▸ **WRITTEN EXERCISE**: Your task is to transcribe all the entries exactly, excluding pictures.

_ _ _ _ _

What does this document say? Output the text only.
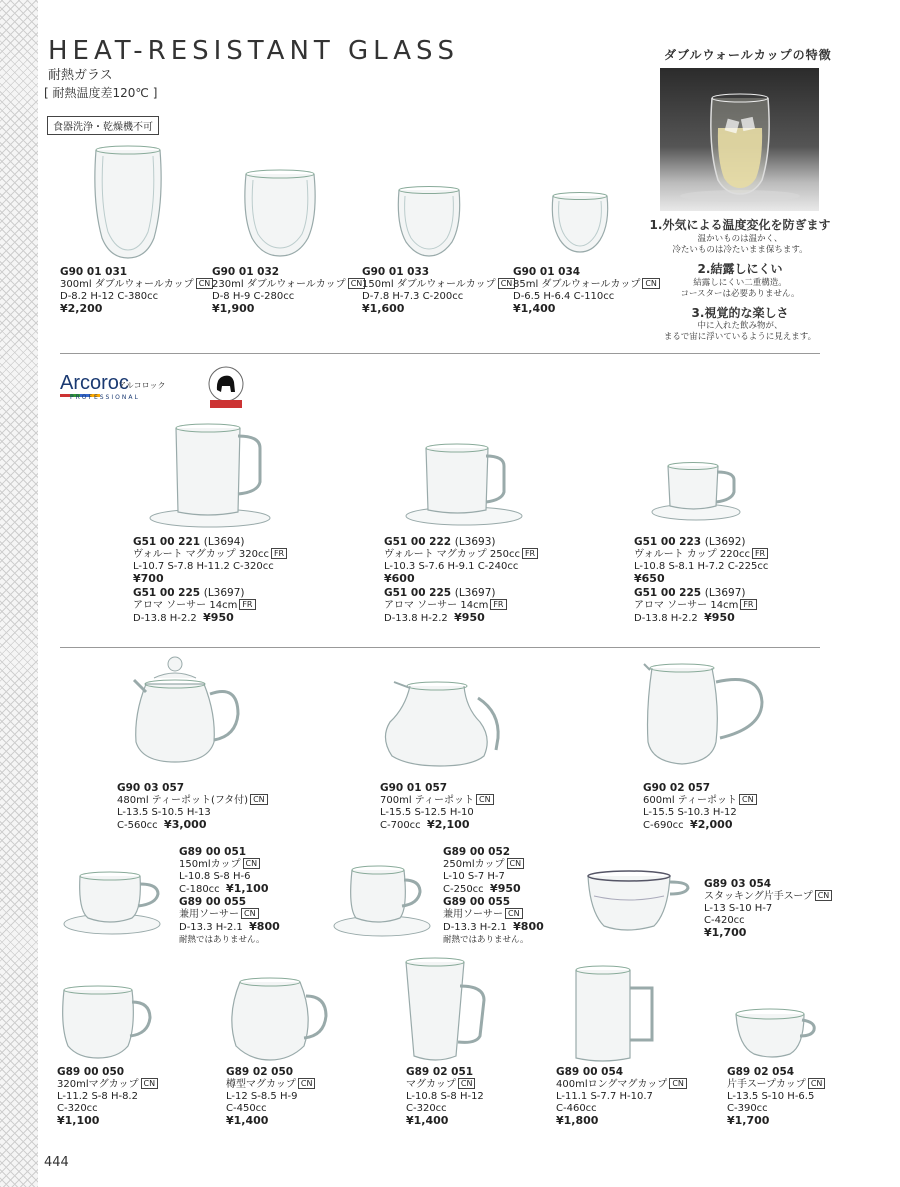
HEAT-RESISTANT GLASS
耐熱ガラス
[ 耐熱温度差120℃ ]
食器洗浄・乾燥機不可
G90 01 031
300ml ダブルウォールカップ CN
D-8.2 H-12 C-380cc
¥2,200
G90 01 032
230ml ダブルウォールカップ CN
D-8 H-9 C-280cc
¥1,900
G90 01 033
150ml ダブルウォールカップ CN
D-7.8 H-7.3 C-200cc
¥1,600
G90 01 034
85ml ダブルウォールカップ CN
D-6.5 H-6.4 C-110cc
¥1,400
ダブルウォールカップの特徴
1.外気による温度変化を防ぎます
温かいものは温かく、
冷たいものは冷たいまま保ちます。
2.結露しにくい
結露しにくい二重構造。
コースターは必要ありません。
3.視覚的な楽しさ
中に入れた飲み物が、
まるで宙に浮いているように見えます。
Arcoroc
PROFESSIONAL
アルコロック
G51 00 221 (L3694)
ヴォルート マグカップ 320cc FR
L-10.7 S-7.8 H-11.2 C-320cc
¥700
G51 00 225 (L3697)
アロマ ソーサー 14cm FR
D-13.8 H-2.2 ¥950
G51 00 222 (L3693)
ヴォルート マグカップ 250cc FR
L-10.3 S-7.6 H-9.1 C-240cc
¥600
G51 00 225 (L3697)
アロマ ソーサー 14cm FR
D-13.8 H-2.2 ¥950
G51 00 223 (L3692)
ヴォルート カップ 220cc FR
L-10.8 S-8.1 H-7.2 C-225cc
¥650
G51 00 225 (L3697)
アロマ ソーサー 14cm FR
D-13.8 H-2.2 ¥950
G90 03 057
480ml ティーポット(フタ付) CN
L-13.5 S-10.5 H-13
C-560cc ¥3,000
G90 01 057
700ml ティーポット CN
L-15.5 S-12.5 H-10
C-700cc ¥2,100
G90 02 057
600ml ティーポット CN
L-15.5 S-10.3 H-12
C-690cc ¥2,000
G89 00 051
150mlカップ CN
L-10.8 S-8 H-6
C-180cc ¥1,100
G89 00 055
兼用ソーサー CN
D-13.3 H-2.1 ¥800
耐熱ではありません。
G89 00 052
250mlカップ CN
L-10 S-7 H-7
C-250cc ¥950
G89 00 055
兼用ソーサー CN
D-13.3 H-2.1 ¥800
耐熱ではありません。
G89 03 054
スタッキング片手スープ CN
L-13 S-10 H-7
C-420cc
¥1,700
G89 00 050
320mlマグカップ CN
L-11.2 S-8 H-8.2
C-320cc
¥1,100
G89 02 050
樽型マグカップ CN
L-12 S-8.5 H-9
C-450cc
¥1,400
G89 02 051
マグカップ CN
L-10.8 S-8 H-12
C-320cc
¥1,400
G89 00 054
400mlロングマグカップ CN
L-11.1 S-7.7 H-10.7
C-460cc
¥1,800
G89 02 054
片手スープカップ CN
L-13.5 S-10 H-6.5
C-390cc
¥1,700
444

_ _ _ _ _

▸ **SOLUTION BELOW**:
What does this document say? Output the text only.
HEAT-RESISTANT GLASS
耐熱ガラス
[ 耐熱温度差120℃ ]
食器洗浄・乾燥機不可
G90 01 031
300ml ダブルウォールカップ CN
D-8.2 H-12 C-380cc
¥2,200
G90 01 032
230ml ダブルウォールカップ CN
D-8 H-9 C-280cc
¥1,900
G90 01 033
150ml ダブルウォールカップ CN
D-7.8 H-7.3 C-200cc
¥1,600
G90 01 034
85ml ダブルウォールカップ CN
D-6.5 H-6.4 C-110cc
¥1,400
ダブルウォールカップの特徴
1.外気による温度変化を防ぎます
温かいものは温かく、
冷たいものは冷たいまま保ちます。
2.結露しにくい
結露しにくい二重構造。
コースターは必要ありません。
3.視覚的な楽しさ
中に入れた飲み物が、
まるで宙に浮いているように見えます。
Arcoroc
PROFESSIONAL
アルコロック
G51 00 221 (L3694)
ヴォルート マグカップ 320cc FR
L-10.7 S-7.8 H-11.2 C-320cc
¥700
G51 00 225 (L3697)
アロマ ソーサー 14cm FR
D-13.8 H-2.2 ¥950
G51 00 222 (L3693)
ヴォルート マグカップ 250cc FR
L-10.3 S-7.6 H-9.1 C-240cc
¥600
G51 00 225 (L3697)
アロマ ソーサー 14cm FR
D-13.8 H-2.2 ¥950
G51 00 223 (L3692)
ヴォルート カップ 220cc FR
L-10.8 S-8.1 H-7.2 C-225cc
¥650
G51 00 225 (L3697)
アロマ ソーサー 14cm FR
D-13.8 H-2.2 ¥950
G90 03 057
480ml ティーポット(フタ付) CN
L-13.5 S-10.5 H-13
C-560cc ¥3,000
G90 01 057
700ml ティーポット CN
L-15.5 S-12.5 H-10
C-700cc ¥2,100
G90 02 057
600ml ティーポット CN
L-15.5 S-10.3 H-12
C-690cc ¥2,000
G89 00 051
150mlカップ CN
L-10.8 S-8 H-6
C-180cc ¥1,100
G89 00 055
兼用ソーサー CN
D-13.3 H-2.1 ¥800
耐熱ではありません。
G89 00 052
250mlカップ CN
L-10 S-7 H-7
C-250cc ¥950
G89 00 055
兼用ソーサー CN
D-13.3 H-2.1 ¥800
耐熱ではありません。
G89 03 054
スタッキング片手スープ CN
L-13 S-10 H-7
C-420cc
¥1,700
G89 00 050
320mlマグカップ CN
L-11.2 S-8 H-8.2
C-320cc
¥1,100
G89 02 050
樽型マグカップ CN
L-12 S-8.5 H-9
C-450cc
¥1,400
G89 02 051
マグカップ CN
L-10.8 S-8 H-12
C-320cc
¥1,400
G89 00 054
400mlロングマグカップ CN
L-11.1 S-7.7 H-10.7
C-460cc
¥1,800
G89 02 054
片手スープカップ CN
L-13.5 S-10 H-6.5
C-390cc
¥1,700
444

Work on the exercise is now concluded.